**ENUNCIADO A**
Reescreva tudo o que vai de "No começo de" até "matéria na íntegra." no trecho sobre os quilombolas do Maranhão, rebatizando "progresso" como "desenvolvimento".
**ENUNCIADO B**
No trecho sobre os quilombolas do Maranhão, que órgão tentou retomar as obras da rodovia em abril?
**ENUNCIADO C**
Retome o trecho sobre os quilombolas do Maranhão a partir do ponto em que ele termina.

**TRECHO DO DOCUMENTO**
'''

No começo de julho, a CartaCapital já havia noticiado o drama dos povos pretos do Maranhão, ocasião em que mostrou um desabafo dos quilombolas sobre como, de maneira equivocada, a “narrativa progresso” coloca os povos tradicionais como inimigos.

“Nós, povo preto, e nossos irmãos indígenas sabemos que a narrativa do progresso – e do genocídio ‘necessário’ para deixar o progresso passar – é uma narrativa velha, tem pelo menos 520 anos, e nasceu na boca do primeiro colonizador. Nós não somos os inimigos. Pelo contrário”, fala o desabafo. Clique aqui para conferir a matéria na íntegra.

O plano de duplicação da rodovia se arrasta há pelo menos três anos. Em abril, o Departamento Nacional de Infraestrutura de Transportes (DNIT) tentou retomar as obras, mas foi impedido pela Justiça. Apesar de os trabalhos terem sido interrompidos, os quilombolas temem que sejam retomados a qualquer momento, visto que a autarquia federal tem R$ 80 milhões inscrito em restos a pagar de 2017 que só pode ser executado até o final do ano.

O vídeo exibe imagens dos quilombos que estão em risco. Nele, Zica defende que o direito de permanecer vivo é de todos, do pequeno ao grande. “Somos a manutenção da vida porque nós, antes de lutarmos pela permanência da carne, lutamos pela permanência da natureza”, declara a jovem. “Nós estamos no olho do furacão. Falamos por nós e dizemos como é a violência que a gente vive, a partir da realidade que a gente conhece”, completa.

'''

**Itens armazenados do conjunto de dados**
'''

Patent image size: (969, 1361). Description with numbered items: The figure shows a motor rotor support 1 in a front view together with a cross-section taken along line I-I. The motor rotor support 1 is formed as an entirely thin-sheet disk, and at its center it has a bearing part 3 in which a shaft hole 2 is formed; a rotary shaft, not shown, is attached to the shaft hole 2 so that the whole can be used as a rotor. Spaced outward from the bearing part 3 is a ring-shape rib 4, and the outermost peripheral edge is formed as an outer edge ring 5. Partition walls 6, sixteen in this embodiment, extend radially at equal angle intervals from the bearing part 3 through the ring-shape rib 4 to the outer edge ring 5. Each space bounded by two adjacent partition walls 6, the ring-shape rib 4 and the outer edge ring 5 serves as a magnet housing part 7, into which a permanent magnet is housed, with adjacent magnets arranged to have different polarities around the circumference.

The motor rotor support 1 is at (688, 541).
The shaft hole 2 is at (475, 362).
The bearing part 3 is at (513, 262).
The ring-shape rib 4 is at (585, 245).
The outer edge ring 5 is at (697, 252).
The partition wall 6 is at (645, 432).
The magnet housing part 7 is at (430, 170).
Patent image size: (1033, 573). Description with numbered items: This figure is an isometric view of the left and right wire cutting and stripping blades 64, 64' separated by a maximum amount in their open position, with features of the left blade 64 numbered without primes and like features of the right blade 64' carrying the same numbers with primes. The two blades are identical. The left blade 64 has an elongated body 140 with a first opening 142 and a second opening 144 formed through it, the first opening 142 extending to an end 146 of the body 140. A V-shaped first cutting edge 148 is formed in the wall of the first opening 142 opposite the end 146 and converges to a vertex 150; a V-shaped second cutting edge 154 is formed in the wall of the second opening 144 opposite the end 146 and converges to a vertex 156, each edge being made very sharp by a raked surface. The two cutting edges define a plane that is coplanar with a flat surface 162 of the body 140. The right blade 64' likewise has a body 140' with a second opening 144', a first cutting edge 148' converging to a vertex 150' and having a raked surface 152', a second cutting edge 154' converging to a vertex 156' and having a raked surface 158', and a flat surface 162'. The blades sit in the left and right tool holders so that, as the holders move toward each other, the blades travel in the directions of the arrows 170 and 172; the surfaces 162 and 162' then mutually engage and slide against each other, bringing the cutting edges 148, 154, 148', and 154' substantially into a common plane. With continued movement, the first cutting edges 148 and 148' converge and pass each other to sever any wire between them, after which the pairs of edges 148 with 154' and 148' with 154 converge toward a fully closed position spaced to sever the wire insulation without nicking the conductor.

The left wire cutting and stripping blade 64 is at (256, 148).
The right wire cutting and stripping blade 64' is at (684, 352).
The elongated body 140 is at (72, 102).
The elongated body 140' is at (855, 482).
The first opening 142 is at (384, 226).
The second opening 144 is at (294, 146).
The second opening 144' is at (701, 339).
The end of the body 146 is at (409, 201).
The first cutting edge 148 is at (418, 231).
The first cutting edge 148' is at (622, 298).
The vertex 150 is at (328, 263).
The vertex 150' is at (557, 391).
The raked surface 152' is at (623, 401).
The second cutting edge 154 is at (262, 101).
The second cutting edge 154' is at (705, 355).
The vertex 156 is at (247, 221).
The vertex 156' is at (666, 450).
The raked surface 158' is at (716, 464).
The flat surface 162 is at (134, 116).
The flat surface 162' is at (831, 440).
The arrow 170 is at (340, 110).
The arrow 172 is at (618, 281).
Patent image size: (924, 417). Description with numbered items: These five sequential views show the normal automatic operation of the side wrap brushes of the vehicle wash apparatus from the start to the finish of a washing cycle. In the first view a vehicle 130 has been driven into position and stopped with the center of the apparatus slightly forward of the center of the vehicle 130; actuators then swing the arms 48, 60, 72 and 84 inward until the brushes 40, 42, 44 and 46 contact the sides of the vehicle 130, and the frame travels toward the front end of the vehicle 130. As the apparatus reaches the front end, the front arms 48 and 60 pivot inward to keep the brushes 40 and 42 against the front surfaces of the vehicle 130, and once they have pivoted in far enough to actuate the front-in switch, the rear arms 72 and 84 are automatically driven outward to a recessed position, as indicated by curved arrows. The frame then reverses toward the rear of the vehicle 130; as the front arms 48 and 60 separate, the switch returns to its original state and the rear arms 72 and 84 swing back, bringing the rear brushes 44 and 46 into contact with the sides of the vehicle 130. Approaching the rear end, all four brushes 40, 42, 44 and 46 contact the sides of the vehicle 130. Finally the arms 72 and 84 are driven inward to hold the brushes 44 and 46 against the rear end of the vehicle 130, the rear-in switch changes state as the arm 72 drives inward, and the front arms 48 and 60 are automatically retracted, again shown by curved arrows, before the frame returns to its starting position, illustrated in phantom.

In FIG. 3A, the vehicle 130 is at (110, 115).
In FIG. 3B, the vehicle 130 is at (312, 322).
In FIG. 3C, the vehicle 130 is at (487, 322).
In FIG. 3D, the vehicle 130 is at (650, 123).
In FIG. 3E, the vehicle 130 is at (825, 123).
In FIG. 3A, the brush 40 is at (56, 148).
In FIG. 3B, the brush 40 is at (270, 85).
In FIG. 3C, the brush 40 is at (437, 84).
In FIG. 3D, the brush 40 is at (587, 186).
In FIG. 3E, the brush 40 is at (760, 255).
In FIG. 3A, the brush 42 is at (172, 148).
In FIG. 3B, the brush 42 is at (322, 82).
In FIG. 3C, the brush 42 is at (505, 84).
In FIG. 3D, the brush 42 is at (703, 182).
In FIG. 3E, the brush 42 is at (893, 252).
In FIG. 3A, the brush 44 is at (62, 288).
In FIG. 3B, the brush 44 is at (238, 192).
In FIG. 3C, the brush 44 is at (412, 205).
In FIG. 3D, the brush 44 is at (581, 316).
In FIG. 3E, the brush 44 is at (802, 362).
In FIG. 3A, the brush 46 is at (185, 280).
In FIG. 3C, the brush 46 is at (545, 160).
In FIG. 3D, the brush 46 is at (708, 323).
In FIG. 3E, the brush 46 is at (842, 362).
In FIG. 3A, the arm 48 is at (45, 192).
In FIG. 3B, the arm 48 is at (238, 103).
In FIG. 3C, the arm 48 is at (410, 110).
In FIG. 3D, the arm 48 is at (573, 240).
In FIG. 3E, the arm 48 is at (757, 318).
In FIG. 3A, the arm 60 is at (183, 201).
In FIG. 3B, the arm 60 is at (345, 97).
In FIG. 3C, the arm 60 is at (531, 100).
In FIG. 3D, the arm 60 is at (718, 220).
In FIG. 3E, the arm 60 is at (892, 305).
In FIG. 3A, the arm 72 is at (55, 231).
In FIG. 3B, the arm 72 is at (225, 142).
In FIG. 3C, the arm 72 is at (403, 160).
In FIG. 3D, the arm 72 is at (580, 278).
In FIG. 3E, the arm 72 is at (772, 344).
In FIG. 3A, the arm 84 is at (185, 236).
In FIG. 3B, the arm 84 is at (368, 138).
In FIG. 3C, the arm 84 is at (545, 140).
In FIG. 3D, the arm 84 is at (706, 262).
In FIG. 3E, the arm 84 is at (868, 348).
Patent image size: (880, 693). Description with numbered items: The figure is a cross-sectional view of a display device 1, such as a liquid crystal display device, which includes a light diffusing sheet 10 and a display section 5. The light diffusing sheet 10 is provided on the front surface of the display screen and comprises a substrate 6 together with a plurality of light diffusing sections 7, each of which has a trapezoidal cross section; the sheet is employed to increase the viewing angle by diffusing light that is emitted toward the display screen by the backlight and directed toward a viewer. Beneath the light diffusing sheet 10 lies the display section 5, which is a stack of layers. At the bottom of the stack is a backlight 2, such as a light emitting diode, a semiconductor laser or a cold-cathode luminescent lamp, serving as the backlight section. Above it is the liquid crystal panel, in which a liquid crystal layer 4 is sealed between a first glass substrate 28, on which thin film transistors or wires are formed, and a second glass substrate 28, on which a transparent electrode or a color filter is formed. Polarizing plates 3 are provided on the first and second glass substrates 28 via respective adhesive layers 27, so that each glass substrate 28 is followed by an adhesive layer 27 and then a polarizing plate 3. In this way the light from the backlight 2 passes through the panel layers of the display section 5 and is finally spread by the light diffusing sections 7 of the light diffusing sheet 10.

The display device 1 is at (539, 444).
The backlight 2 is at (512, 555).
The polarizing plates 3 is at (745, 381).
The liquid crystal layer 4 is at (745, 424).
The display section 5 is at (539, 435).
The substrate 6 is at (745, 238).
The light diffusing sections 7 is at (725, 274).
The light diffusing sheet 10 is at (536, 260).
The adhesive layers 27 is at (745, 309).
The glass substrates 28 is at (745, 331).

'''

**RESPOSTA DA TAREFA A**
No começo de julho, a CartaCapital já havia noticiado o drama dos povos pretos do Maranhão, ocasião em que mostrou um desabafo dos quilombolas sobre como, de maneira equivocada, a “narrativa desenvolvimento” coloca os povos tradicionais como inimigos.

“Nós, povo preto, e nossos irmãos indígenas sabemos que a narrativa do desenvolvimento – e do genocídio ‘necessário’ para deixar o desenvolvimento passar – é uma narrativa velha, tem pelo menos 520 anos, e nasceu na boca do primeiro colonizador. Nós não somos os inimigos. Pelo contrário”, fala o desabafo. Clique aqui para conferir a matéria na íntegra.

**RESPOSTA DA TAREFA B**
O Departamento Nacional de Infraestrutura de Transportes (DNIT).

**RESPOSTA DA TAREFA C**
O Departamento Nacional de Infraestrutura de Transportes (DNIT) tem outra versão para o que se passa no Maranhão. O órgão garante que as lideranças das comunidades envolvidas foram ouvidas e apoiaram por unanimidade a realização da obra.

Em resposta publicada na página do abaixo-assinado, o departamento nega violações aos direitos dos povos quilombolas ou a seus territórios e diz que as comunidades são ouvidas em todos os processos de estudo de impacto ambiental desenvolvidos pela autarquia.

“O DNIT se comprometeu diante da Justiça Federal e das demais instituições envolvidas no processo de licenciamento a realizar todos os estudos necessários, ouvindo as comunidades e garantindo o cumprimento das condicionantes estabelecidas”, informa a nota.

Pandemia

Outro temor dos quilombolas é que as obras retornem em plena pandemia, já que eles enfrentam situações de extrema vulnerabilidade e, assim como os indígenas, são mais suscetíveis a morrer da doença do que a população em geral. Segundo o Observatório da Covid-19 nos Quilombos, o vírus já matou 165 quilombolas no país e infectou ao menos 4.541.

Em julho, o presidente Jair Bolsonaro sancionou com vetos uma lei que garantia proteção aos povos indígenas, quilombolas e integrantes de comunidades tradicionais. O Plano Emergencial Para Enfrentamento à Covid-19 passou a considerá-los como “grupos em situação de extrema vulnerabilidade” e de alto risco para emergências de saúde pública.

Foram vetados trechos sobre o acesso a água potável, materiais de higiene e desinfecção de aldeias e quilombos, entre outros. No mês passado, o Congresso Nacional votou pela derrubada de 16 dos 22 vetos, mas a implementação do plano ainda é aguardada.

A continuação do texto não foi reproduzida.